• YOUR OBJECTIVE: Please print the lines from the one containing "legend-box: [61, 27, 173, 71]" through the one containing "data-point-circle: [329, 54, 340, 66]", including both, and change nothing in them.

Records of where elements appear
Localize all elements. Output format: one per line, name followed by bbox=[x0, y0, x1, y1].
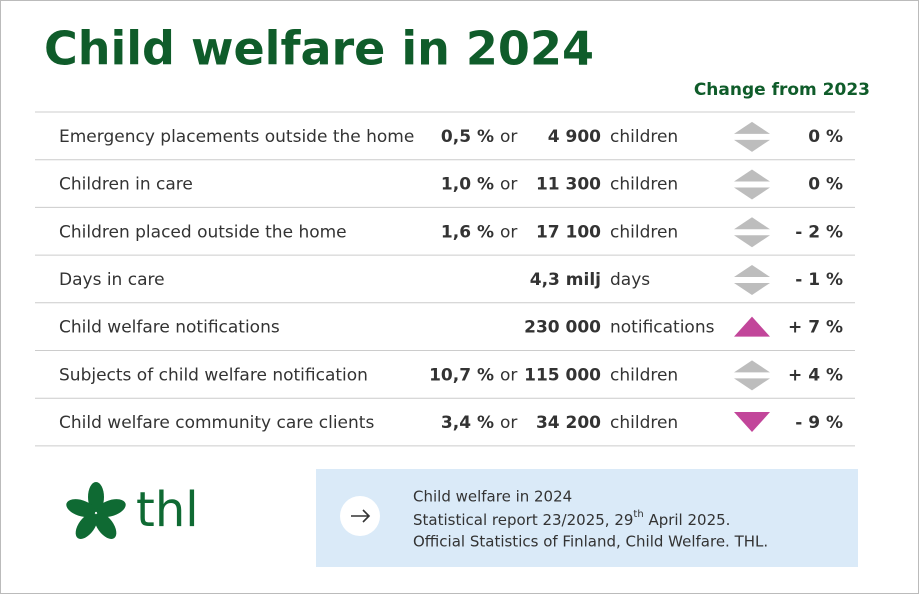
or-word: or bbox=[500, 413, 517, 433]
logo-text: thl bbox=[136, 482, 199, 538]
trend-neutral bbox=[734, 264, 770, 295]
count: 4,3 milj bbox=[530, 270, 601, 290]
unit: days bbox=[610, 270, 650, 290]
change: + 7 % bbox=[788, 318, 843, 338]
source-text: April 2025. bbox=[644, 511, 731, 529]
count: 115 000 bbox=[524, 365, 601, 385]
unit: children bbox=[610, 413, 678, 433]
unit: children bbox=[610, 175, 678, 195]
row-label: Child welfare notifications bbox=[59, 318, 280, 338]
unit: children bbox=[610, 127, 678, 147]
change: - 9 % bbox=[795, 413, 843, 433]
row-label: Emergency placements outside the home bbox=[59, 127, 414, 147]
source-line: Child welfare in 2024 bbox=[413, 488, 572, 506]
or-word: or bbox=[500, 175, 517, 195]
count: 11 300 bbox=[536, 175, 601, 195]
source-text: Statistical report 23/2025, 29 bbox=[413, 511, 633, 529]
source-box bbox=[316, 469, 858, 567]
trend-neutral bbox=[734, 217, 770, 248]
row-label: Subjects of child welfare notification bbox=[59, 365, 368, 385]
source-line: Official Statistics of Finland, Child We… bbox=[413, 533, 768, 551]
arrow-icon bbox=[351, 509, 371, 523]
share: 0,5 % bbox=[441, 127, 494, 147]
trend-neutral bbox=[734, 121, 770, 152]
change-heading: Change from 2023 bbox=[694, 80, 870, 100]
row-label: Days in care bbox=[59, 270, 165, 290]
share: 1,6 % bbox=[441, 222, 494, 242]
unit: notifications bbox=[610, 318, 715, 338]
change: - 1 % bbox=[795, 270, 843, 290]
change: + 4 % bbox=[788, 365, 843, 385]
change: 0 % bbox=[808, 127, 843, 147]
count: 4 900 bbox=[548, 127, 601, 147]
row-label: Child welfare community care clients bbox=[59, 413, 374, 433]
trend-down bbox=[734, 412, 770, 433]
change: 0 % bbox=[808, 175, 843, 195]
unit: children bbox=[610, 365, 678, 385]
count: 230 000 bbox=[524, 318, 601, 338]
share: 10,7 % bbox=[429, 365, 494, 385]
trend-neutral bbox=[734, 169, 770, 200]
or-word: or bbox=[500, 127, 517, 147]
superscript: th bbox=[633, 509, 643, 520]
share: 1,0 % bbox=[441, 175, 494, 195]
source-line: Statistical report 23/2025, 29th April 2… bbox=[413, 509, 730, 529]
row-label: Children in care bbox=[59, 175, 193, 195]
title: Child welfare in 2024 bbox=[44, 22, 594, 76]
unit: children bbox=[610, 222, 678, 242]
count: 17 100 bbox=[536, 222, 601, 242]
logo-flower bbox=[66, 482, 126, 539]
trend-neutral bbox=[734, 360, 770, 391]
or-word: or bbox=[500, 365, 517, 385]
row-label: Children placed outside the home bbox=[59, 222, 347, 242]
share: 3,4 % bbox=[441, 413, 494, 433]
count: 34 200 bbox=[536, 413, 601, 433]
change: - 2 % bbox=[795, 222, 843, 242]
or-word: or bbox=[500, 222, 517, 242]
trend-up bbox=[734, 316, 770, 337]
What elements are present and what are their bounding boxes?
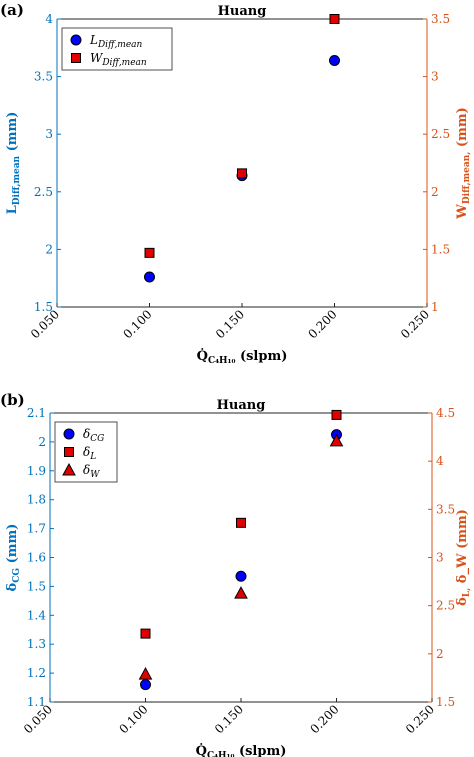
legend-box: [61, 27, 173, 71]
legend-marker-square: [71, 53, 81, 63]
x-axis-label: Q̇C₄H₁₀ (slpm): [196, 743, 287, 757]
y-right-tick-label: 3: [431, 70, 439, 84]
y-left-tick-label: 4: [45, 12, 53, 26]
y-left-tick-label: 1.5: [27, 579, 46, 593]
chart-title: Huang: [217, 398, 266, 413]
x-tick-label: 0.250: [398, 307, 432, 341]
y-right-tick-label: 2: [436, 647, 444, 661]
y-left-axis-label: LDiff,mean (mm): [5, 112, 22, 215]
legend-marker-square: [64, 447, 74, 457]
data-point-square: [237, 168, 247, 179]
y-right-tick-label: 1.5: [436, 695, 455, 709]
data-point-square: [329, 14, 340, 24]
y-left-tick-label: 1.7: [27, 522, 46, 536]
data-point-triangle: [329, 433, 344, 447]
data-point-circle: [144, 271, 155, 283]
y-left-tick-label: 1.9: [27, 464, 46, 478]
panel-label: (a): [0, 1, 24, 19]
legend-entry-label: WDiff,mean: [90, 51, 147, 68]
data-point-triangle: [234, 586, 248, 599]
y-right-tick-label: 1.5: [431, 242, 450, 256]
y-right-tick-label: 2.5: [436, 599, 455, 613]
data-point-square: [144, 247, 155, 258]
data-point-circle: [140, 679, 151, 691]
x-tick-label: 0.200: [305, 307, 339, 341]
x-tick-label: 0.100: [116, 702, 150, 736]
x-tick-label: 0.150: [213, 307, 247, 341]
data-point-triangle: [138, 667, 153, 680]
x-tick-label: 0.100: [120, 307, 154, 341]
y-left-tick-label: 1.3: [27, 637, 46, 651]
data-point-circle: [235, 570, 247, 582]
x-tick-label: 0.150: [212, 702, 246, 736]
y-left-tick-label: 2: [38, 435, 46, 449]
data-point-circle: [329, 54, 340, 66]
y-left-tick-label: 1.1: [27, 695, 46, 709]
y-left-tick-label: 1.6: [27, 551, 46, 565]
y-right-axis-label: WDiff,mean, (mm): [455, 107, 472, 219]
legend-entry-label: δL: [83, 445, 96, 462]
legend-marker-circle: [63, 428, 75, 440]
legend-marker-circle: [70, 34, 82, 46]
y-right-tick-label: 4: [436, 454, 444, 468]
y-left-tick-label: 1.2: [27, 666, 46, 680]
legend-entry-label: δCG: [83, 427, 104, 444]
y-left-tick-label: 1.8: [27, 493, 46, 507]
y-right-axis-label: δL, δ_W (mm): [455, 509, 472, 606]
data-point-square: [331, 409, 342, 420]
y-right-tick-label: 2.5: [431, 127, 450, 141]
legend-entry-label: LDiff,mean: [89, 33, 143, 50]
y-left-tick-label: 3: [45, 127, 53, 141]
chart-title: Huang: [218, 4, 267, 19]
legend-entry-label: δW: [83, 463, 100, 480]
y-left-tick-label: 1.5: [34, 300, 53, 314]
y-left-axis-label: δCG (mm): [5, 524, 22, 592]
y-right-tick-label: 4.5: [436, 406, 455, 420]
x-tick-label: 0.200: [307, 702, 341, 736]
y-left-tick-label: 3.5: [34, 70, 53, 84]
y-left-tick-label: 2.1: [27, 406, 46, 420]
y-left-tick-label: 1.4: [27, 608, 46, 622]
y-left-tick-label: 2: [45, 242, 53, 256]
y-right-tick-label: 1: [431, 300, 439, 314]
data-point-square: [140, 628, 151, 639]
y-right-tick-label: 3.5: [436, 502, 455, 516]
y-right-tick-label: 2: [431, 185, 439, 199]
panel-label: (b): [0, 391, 25, 409]
x-axis-label: Q̇C₄H₁₀ (slpm): [197, 348, 288, 366]
x-tick-label: 0.250: [403, 702, 437, 736]
legend-marker-triangle: [62, 462, 76, 476]
y-right-tick-label: 3: [436, 551, 444, 565]
y-right-tick-label: 3.5: [431, 12, 450, 26]
y-left-tick-label: 2.5: [34, 185, 53, 199]
data-point-square: [236, 517, 246, 528]
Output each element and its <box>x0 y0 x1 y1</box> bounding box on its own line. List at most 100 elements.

• IN RESPONSE:
legend-box: [61, 27, 173, 71]
legend-marker-square: [71, 53, 81, 63]
x-axis-label: Q̇C₄H₁₀ (slpm): [196, 743, 287, 757]
y-right-tick-label: 3: [431, 70, 439, 84]
y-left-tick-label: 4: [45, 12, 53, 26]
y-left-tick-label: 1.5: [27, 579, 46, 593]
chart-title: Huang: [217, 398, 266, 413]
x-tick-label: 0.250: [398, 307, 432, 341]
y-right-tick-label: 2: [436, 647, 444, 661]
y-left-axis-label: LDiff,mean (mm): [5, 112, 22, 215]
legend-marker-square: [64, 447, 74, 457]
data-point-square: [237, 168, 247, 179]
y-right-tick-label: 1.5: [436, 695, 455, 709]
data-point-square: [329, 14, 340, 24]
y-left-tick-label: 1.7: [27, 522, 46, 536]
data-point-triangle: [329, 433, 344, 447]
data-point-circle: [144, 271, 155, 283]
y-left-tick-label: 1.9: [27, 464, 46, 478]
panel-label: (a): [0, 1, 24, 19]
legend-entry-label: WDiff,mean: [90, 51, 147, 68]
data-point-triangle: [234, 586, 248, 599]
y-right-tick-label: 1.5: [431, 242, 450, 256]
y-right-tick-label: 2.5: [436, 599, 455, 613]
data-point-square: [144, 247, 155, 258]
data-point-circle: [140, 679, 151, 691]
x-tick-label: 0.200: [305, 307, 339, 341]
x-tick-label: 0.100: [116, 702, 150, 736]
x-tick-label: 0.150: [213, 307, 247, 341]
data-point-triangle: [138, 667, 153, 680]
x-tick-label: 0.100: [120, 307, 154, 341]
y-left-tick-label: 1.3: [27, 637, 46, 651]
data-point-circle: [235, 570, 247, 582]
x-tick-label: 0.150: [212, 702, 246, 736]
y-left-tick-label: 2: [38, 435, 46, 449]
data-point-circle: [329, 54, 340, 66]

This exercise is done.